Below are some entries; can you quote all of them exactly?

Extracted records
____________

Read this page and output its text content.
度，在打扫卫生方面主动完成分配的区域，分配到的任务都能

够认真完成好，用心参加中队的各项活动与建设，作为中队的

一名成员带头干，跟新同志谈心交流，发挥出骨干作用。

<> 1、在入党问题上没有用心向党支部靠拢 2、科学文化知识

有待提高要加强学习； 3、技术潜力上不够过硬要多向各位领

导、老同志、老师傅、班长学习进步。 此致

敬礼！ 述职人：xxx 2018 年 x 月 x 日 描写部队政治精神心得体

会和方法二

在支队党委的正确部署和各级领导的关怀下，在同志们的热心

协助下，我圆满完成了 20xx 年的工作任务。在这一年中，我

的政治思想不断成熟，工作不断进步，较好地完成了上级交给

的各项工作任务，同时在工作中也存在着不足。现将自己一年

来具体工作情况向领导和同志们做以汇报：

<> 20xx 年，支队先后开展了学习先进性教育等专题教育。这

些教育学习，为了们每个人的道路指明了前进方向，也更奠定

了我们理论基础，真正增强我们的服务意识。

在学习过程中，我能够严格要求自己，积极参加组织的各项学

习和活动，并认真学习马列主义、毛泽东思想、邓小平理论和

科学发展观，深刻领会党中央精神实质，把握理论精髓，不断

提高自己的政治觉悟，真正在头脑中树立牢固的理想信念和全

____________

**Written solution:**
Read this page and output its text content.
度，在打扫卫生方面主动完成分配的区域，分配到的任务都能

够认真完成好，用心参加中队的各项活动与建设，作为中队的

一名成员带头干，跟新同志谈心交流，发挥出骨干作用。

<> 1、在入党问题上没有用心向党支部靠拢 2、科学文化知识

有待提高要加强学习； 3、技术潜力上不够过硬要多向各位领

导、老同志、老师傅、班长学习进步。 此致

敬礼！ 述职人：xxx 2018 年 x 月 x 日 描写部队政治精神心得体

会和方法二

在支队党委的正确部署和各级领导的关怀下，在同志们的热心

协助下，我圆满完成了 20xx 年的工作任务。在这一年中，我

的政治思想不断成熟，工作不断进步，较好地完成了上级交给

的各项工作任务，同时在工作中也存在着不足。现将自己一年

来具体工作情况向领导和同志们做以汇报：

<> 20xx 年，支队先后开展了学习先进性教育等专题教育。这

些教育学习，为了们每个人的道路指明了前进方向，也更奠定

了我们理论基础，真正增强我们的服务意识。

在学习过程中，我能够严格要求自己，积极参加组织的各项学

习和活动，并认真学习马列主义、毛泽东思想、邓小平理论和

科学发展观，深刻领会党中央精神实质，把握理论精髓，不断

提高自己的政治觉悟，真正在头脑中树立牢固的理想信念和全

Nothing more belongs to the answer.